KUTIPAN →
Islamedia - Assalamu ‘Alaikum wa Rahmatullah .., tadz,
bolehkah menceraikan istri ketika hamil, dan apa dasarnya? (beberapa SMS)
Jawaban:
Wa ‘Alaikum Salam wa Rahmatullah wa Barakatuh.
Bismillah wal Hamdulillah wash Shalatu was Salamu ‘ala Rasulillah wa ba’d:
Menceraikan Isteri menurut tuntunan sunah
adalah pada dua keadaan:
1. Suci (tidak sedang haid), dan belum dicampuri sejak kesuciannya. Hal ini berdasarkan ayat:
يَا
أَيُّهَا النَّبِيُّ إِذَا طَلَّقْتُمْ النِّسَاءَ فَطَلِّقُوهُنَّ لِعِدَّتِهِنَّ
وَأَحْصُوا الْعِدَّةَ
“Hai Nabi, apabila kamu menceraikan isteri-isterimu Maka
hendaklah kamu ceraikan mereka pada waktu mereka dapat (menghadapi) iddahnya
(yang wajar) dan hitunglah waktu iddah itu” (QS. Ath Thalaaq: 1)

DATA HASIL EKSTRAKSI →
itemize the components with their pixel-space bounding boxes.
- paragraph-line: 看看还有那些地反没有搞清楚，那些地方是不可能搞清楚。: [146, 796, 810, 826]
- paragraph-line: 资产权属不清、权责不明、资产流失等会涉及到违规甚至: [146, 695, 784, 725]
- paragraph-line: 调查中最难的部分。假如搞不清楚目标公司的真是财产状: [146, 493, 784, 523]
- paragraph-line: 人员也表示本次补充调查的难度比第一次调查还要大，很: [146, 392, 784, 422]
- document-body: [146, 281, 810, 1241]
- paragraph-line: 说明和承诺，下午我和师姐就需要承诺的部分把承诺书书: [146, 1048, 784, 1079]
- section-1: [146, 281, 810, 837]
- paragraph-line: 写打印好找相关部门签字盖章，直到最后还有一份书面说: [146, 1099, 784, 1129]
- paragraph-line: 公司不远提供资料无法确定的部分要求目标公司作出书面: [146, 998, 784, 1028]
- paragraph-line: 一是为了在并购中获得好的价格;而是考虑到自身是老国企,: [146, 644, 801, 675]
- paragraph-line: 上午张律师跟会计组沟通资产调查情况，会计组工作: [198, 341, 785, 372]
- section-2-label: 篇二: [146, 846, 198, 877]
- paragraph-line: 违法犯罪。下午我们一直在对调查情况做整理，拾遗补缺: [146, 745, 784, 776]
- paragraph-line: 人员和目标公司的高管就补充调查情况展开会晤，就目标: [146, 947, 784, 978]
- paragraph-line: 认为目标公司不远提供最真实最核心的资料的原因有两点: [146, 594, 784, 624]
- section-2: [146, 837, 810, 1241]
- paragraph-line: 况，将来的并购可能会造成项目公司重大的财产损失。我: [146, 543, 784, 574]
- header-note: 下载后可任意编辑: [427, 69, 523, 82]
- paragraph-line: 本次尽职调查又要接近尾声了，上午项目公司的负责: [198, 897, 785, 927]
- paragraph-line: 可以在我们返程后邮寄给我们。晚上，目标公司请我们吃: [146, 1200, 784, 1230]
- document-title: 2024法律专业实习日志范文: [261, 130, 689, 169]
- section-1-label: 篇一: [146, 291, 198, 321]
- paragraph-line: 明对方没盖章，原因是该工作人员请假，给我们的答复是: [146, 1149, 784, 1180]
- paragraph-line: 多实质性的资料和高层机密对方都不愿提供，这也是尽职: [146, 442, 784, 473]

TUGAS DIKERJAKAN →
- 1) Jawablah pertanyaan berikut berdasarkan kutipan.
(a) Apa yang ditanyakan kepada ustaz di bagian awal?
(b) Menurut tuntunan sunah, ada berapa keadaan untuk menceraikan istri?
(c) Dari surah dan ayat mana terjemahan yang dikutip berasal?
- 2) Tuliskan setiap ungkapan dalam kutipan yang diapit tanda kurung.
- 3) Ambil dari kutipan seluruh bagian mulai dari "Islamedia - Assalamu" turun hingga "Ath Thalaaq: 1)", tanpa mengubah apa pun.

JAWABAN TUGAS →
- 1)
(a) Apakah boleh menceraikan istri ketika hamil, dan apa dasarnya.
(b) Dua keadaan.
(c) QS. Ath Thalaaq ayat 1.

- 2)
- beberapa SMS
- tidak sedang haid
- menghadapi
- yang wajar
- QS. Ath Thalaaq: 1

- 3)
Islamedia - Assalamu ‘Alaikum wa Rahmatullah .., tadz,
bolehkah menceraikan istri ketika hamil, dan apa dasarnya? (beberapa SMS)
Jawaban:
Wa ‘Alaikum Salam wa Rahmatullah wa Barakatuh.
Bismillah wal Hamdulillah wash Shalatu was Salamu ‘ala Rasulillah wa ba’d:
Menceraikan Isteri menurut tuntunan sunah
adalah pada dua keadaan:
1. Suci (tidak sedang haid), dan belum dicampuri sejak kesuciannya. Hal ini berdasarkan ayat:
يَا
أَيُّهَا النَّبِيُّ إِذَا طَلَّقْتُمْ النِّسَاءَ فَطَلِّقُوهُنَّ لِعِدَّتِهِنَّ
وَأَحْصُوا الْعِدَّةَ
“Hai Nabi, apabila kamu menceraikan isteri-isterimu Maka
hendaklah kamu ceraikan mereka pada waktu mereka dapat (menghadapi) iddahnya
(yang wajar) dan hitunglah waktu iddah itu” (QS. Ath Thalaaq: 1)